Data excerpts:
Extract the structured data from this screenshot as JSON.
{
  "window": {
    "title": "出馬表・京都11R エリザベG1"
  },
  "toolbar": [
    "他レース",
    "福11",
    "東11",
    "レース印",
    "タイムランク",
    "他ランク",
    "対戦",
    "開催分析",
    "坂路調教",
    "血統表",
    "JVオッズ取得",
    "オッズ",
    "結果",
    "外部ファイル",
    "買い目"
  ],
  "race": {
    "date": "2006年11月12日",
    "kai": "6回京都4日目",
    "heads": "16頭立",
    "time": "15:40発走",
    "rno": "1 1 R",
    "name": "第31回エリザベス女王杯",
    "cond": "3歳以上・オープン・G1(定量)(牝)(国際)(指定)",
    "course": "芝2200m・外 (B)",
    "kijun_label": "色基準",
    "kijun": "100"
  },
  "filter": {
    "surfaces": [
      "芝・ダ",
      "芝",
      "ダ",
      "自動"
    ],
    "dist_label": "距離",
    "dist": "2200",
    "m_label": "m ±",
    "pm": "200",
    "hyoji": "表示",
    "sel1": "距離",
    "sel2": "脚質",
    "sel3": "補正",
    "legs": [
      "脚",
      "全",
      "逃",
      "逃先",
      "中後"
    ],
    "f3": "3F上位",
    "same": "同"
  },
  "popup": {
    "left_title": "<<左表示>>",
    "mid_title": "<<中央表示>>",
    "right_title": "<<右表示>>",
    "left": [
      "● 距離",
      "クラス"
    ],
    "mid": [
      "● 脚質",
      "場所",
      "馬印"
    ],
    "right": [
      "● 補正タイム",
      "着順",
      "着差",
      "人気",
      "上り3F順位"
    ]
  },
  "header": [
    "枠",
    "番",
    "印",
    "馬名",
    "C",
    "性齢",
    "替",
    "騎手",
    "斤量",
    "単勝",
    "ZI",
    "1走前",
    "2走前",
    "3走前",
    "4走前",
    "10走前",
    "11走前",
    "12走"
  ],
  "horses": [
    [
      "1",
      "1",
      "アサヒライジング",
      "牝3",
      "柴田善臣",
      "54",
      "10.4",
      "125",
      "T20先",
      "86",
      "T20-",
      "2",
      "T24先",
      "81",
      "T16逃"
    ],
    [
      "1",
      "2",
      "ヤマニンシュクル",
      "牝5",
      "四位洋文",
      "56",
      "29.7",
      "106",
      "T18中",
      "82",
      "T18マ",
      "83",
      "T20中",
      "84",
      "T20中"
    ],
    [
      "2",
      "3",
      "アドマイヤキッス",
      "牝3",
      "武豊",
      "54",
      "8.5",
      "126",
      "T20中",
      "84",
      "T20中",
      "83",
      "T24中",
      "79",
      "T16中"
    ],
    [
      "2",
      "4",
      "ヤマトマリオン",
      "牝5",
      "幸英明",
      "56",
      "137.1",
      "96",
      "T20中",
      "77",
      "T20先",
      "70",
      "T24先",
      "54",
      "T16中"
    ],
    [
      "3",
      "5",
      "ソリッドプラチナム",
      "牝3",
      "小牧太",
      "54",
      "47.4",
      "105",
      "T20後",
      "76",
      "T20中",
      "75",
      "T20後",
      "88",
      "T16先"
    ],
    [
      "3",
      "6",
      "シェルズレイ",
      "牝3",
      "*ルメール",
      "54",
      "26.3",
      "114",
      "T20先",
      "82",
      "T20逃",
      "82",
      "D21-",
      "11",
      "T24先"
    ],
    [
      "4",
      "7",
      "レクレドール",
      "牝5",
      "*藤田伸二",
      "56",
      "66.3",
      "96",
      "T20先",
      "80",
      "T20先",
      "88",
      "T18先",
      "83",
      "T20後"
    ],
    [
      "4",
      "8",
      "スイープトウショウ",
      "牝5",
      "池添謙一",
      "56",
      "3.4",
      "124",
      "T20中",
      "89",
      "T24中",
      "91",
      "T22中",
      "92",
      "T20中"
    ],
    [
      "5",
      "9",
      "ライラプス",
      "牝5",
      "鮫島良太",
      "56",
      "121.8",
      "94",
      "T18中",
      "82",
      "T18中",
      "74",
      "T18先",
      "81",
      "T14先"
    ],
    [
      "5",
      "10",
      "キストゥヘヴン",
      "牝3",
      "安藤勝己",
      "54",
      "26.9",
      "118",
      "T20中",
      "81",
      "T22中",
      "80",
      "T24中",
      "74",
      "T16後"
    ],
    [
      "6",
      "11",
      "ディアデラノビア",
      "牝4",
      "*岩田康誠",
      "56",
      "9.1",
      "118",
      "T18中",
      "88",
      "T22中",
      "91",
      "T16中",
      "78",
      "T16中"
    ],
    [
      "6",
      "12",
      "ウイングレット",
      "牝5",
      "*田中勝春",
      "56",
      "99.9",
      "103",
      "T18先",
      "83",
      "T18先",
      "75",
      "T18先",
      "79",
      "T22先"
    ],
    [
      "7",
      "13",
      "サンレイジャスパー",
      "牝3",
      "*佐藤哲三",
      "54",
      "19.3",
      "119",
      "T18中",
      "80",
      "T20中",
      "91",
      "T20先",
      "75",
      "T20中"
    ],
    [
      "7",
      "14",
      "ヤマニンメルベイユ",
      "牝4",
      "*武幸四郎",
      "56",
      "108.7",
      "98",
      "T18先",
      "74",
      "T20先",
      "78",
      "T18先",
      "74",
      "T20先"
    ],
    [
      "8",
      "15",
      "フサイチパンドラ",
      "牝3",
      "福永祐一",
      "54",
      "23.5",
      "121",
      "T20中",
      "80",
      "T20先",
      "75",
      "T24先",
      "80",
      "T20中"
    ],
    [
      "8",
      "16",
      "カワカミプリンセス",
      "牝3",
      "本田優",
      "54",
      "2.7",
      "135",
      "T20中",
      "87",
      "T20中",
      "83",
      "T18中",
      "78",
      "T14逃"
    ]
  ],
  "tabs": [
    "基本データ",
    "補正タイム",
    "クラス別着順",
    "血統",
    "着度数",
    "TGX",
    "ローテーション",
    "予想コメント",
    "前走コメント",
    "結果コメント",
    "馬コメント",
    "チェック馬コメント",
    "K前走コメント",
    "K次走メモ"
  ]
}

**WORK TO DO**
Nothing should be left out: repeat all of the data exactly.

**RESULT BELOW**
Extract the structured data from this screenshot as JSON.
{
  "window": {
    "title": "出馬表・京都11R エリザベG1"
  },
  "toolbar": [
    "他レース",
    "福11",
    "東11",
    "レース印",
    "タイムランク",
    "他ランク",
    "対戦",
    "開催分析",
    "坂路調教",
    "血統表",
    "JVオッズ取得",
    "オッズ",
    "結果",
    "外部ファイル",
    "買い目"
  ],
  "race": {
    "date": "2006年11月12日",
    "kai": "6回京都4日目",
    "heads": "16頭立",
    "time": "15:40発走",
    "rno": "1 1 R",
    "name": "第31回エリザベス女王杯",
    "cond": "3歳以上・オープン・G1(定量)(牝)(国際)(指定)",
    "course": "芝2200m・外 (B)",
    "kijun_label": "色基準",
    "kijun": "100"
  },
  "filter": {
    "surfaces": [
      "芝・ダ",
      "芝",
      "ダ",
      "自動"
    ],
    "dist_label": "距離",
    "dist": "2200",
    "m_label": "m ±",
    "pm": "200",
    "hyoji": "表示",
    "sel1": "距離",
    "sel2": "脚質",
    "sel3": "補正",
    "legs": [
      "脚",
      "全",
      "逃",
      "逃先",
      "中後"
    ],
    "f3": "3F上位",
    "same": "同"
  },
  "popup": {
    "left_title": "<<左表示>>",
    "mid_title": "<<中央表示>>",
    "right_title": "<<右表示>>",
    "left": [
      "● 距離",
      "クラス"
    ],
    "mid": [
      "● 脚質",
      "場所",
      "馬印"
    ],
    "right": [
      "● 補正タイム",
      "着順",
      "着差",
      "人気",
      "上り3F順位"
    ]
  },
  "header": [
    "枠",
    "番",
    "印",
    "馬名",
    "C",
    "性齢",
    "替",
    "騎手",
    "斤量",
    "単勝",
    "ZI",
    "1走前",
    "2走前",
    "3走前",
    "4走前",
    "10走前",
    "11走前",
    "12走"
  ],
  "horses": [
    [
      "1",
      "1",
      "アサヒライジング",
      "牝3",
      "柴田善臣",
      "54",
      "10.4",
      "125",
      "T20先",
      "86",
      "T20-",
      "2",
      "T24先",
      "81",
      "T16逃"
    ],
    [
      "1",
      "2",
      "ヤマニンシュクル",
      "牝5",
      "四位洋文",
      "56",
      "29.7",
      "106",
      "T18中",
      "82",
      "T18マ",
      "83",
      "T20中",
      "84",
      "T20中"
    ],
    [
      "2",
      "3",
      "アドマイヤキッス",
      "牝3",
      "武豊",
      "54",
      "8.5",
      "126",
      "T20中",
      "84",
      "T20中",
      "83",
      "T24中",
      "79",
      "T16中"
    ],
    [
      "2",
      "4",
      "ヤマトマリオン",
      "牝5",
      "幸英明",
      "56",
      "137.1",
      "96",
      "T20中",
      "77",
      "T20先",
      "70",
      "T24先",
      "54",
      "T16中"
    ],
    [
      "3",
      "5",
      "ソリッドプラチナム",
      "牝3",
      "小牧太",
      "54",
      "47.4",
      "105",
      "T20後",
      "76",
      "T20中",
      "75",
      "T20後",
      "88",
      "T16先"
    ],
    [
      "3",
      "6",
      "シェルズレイ",
      "牝3",
      "*ルメール",
      "54",
      "26.3",
      "114",
      "T20先",
      "82",
      "T20逃",
      "82",
      "D21-",
      "11",
      "T24先"
    ],
    [
      "4",
      "7",
      "レクレドール",
      "牝5",
      "*藤田伸二",
      "56",
      "66.3",
      "96",
      "T20先",
      "80",
      "T20先",
      "88",
      "T18先",
      "83",
      "T20後"
    ],
    [
      "4",
      "8",
      "スイープトウショウ",
      "牝5",
      "池添謙一",
      "56",
      "3.4",
      "124",
      "T20中",
      "89",
      "T24中",
      "91",
      "T22中",
      "92",
      "T20中"
    ],
    [
      "5",
      "9",
      "ライラプス",
      "牝5",
      "鮫島良太",
      "56",
      "121.8",
      "94",
      "T18中",
      "82",
      "T18中",
      "74",
      "T18先",
      "81",
      "T14先"
    ],
    [
      "5",
      "10",
      "キストゥヘヴン",
      "牝3",
      "安藤勝己",
      "54",
      "26.9",
      "118",
      "T20中",
      "81",
      "T22中",
      "80",
      "T24中",
      "74",
      "T16後"
    ],
    [
      "6",
      "11",
      "ディアデラノビア",
      "牝4",
      "*岩田康誠",
      "56",
      "9.1",
      "118",
      "T18中",
      "88",
      "T22中",
      "91",
      "T16中",
      "78",
      "T16中"
    ],
    [
      "6",
      "12",
      "ウイングレット",
      "牝5",
      "*田中勝春",
      "56",
      "99.9",
      "103",
      "T18先",
      "83",
      "T18先",
      "75",
      "T18先",
      "79",
      "T22先"
    ],
    [
      "7",
      "13",
      "サンレイジャスパー",
      "牝3",
      "*佐藤哲三",
      "54",
      "19.3",
      "119",
      "T18中",
      "80",
      "T20中",
      "91",
      "T20先",
      "75",
      "T20中"
    ],
    [
      "7",
      "14",
      "ヤマニンメルベイユ",
      "牝4",
      "*武幸四郎",
      "56",
      "108.7",
      "98",
      "T18先",
      "74",
      "T20先",
      "78",
      "T18先",
      "74",
      "T20先"
    ],
    [
      "8",
      "15",
      "フサイチパンドラ",
      "牝3",
      "福永祐一",
      "54",
      "23.5",
      "121",
      "T20中",
      "80",
      "T20先",
      "75",
      "T24先",
      "80",
      "T20中"
    ],
    [
      "8",
      "16",
      "カワカミプリンセス",
      "牝3",
      "本田優",
      "54",
      "2.7",
      "135",
      "T20中",
      "87",
      "T20中",
      "83",
      "T18中",
      "78",
      "T14逃"
    ]
  ],
  "tabs": [
    "基本データ",
    "補正タイム",
    "クラス別着順",
    "血統",
    "着度数",
    "TGX",
    "ローテーション",
    "予想コメント",
    "前走コメント",
    "結果コメント",
    "馬コメント",
    "チェック馬コメント",
    "K前走コメント",
    "K次走メモ"
  ]
}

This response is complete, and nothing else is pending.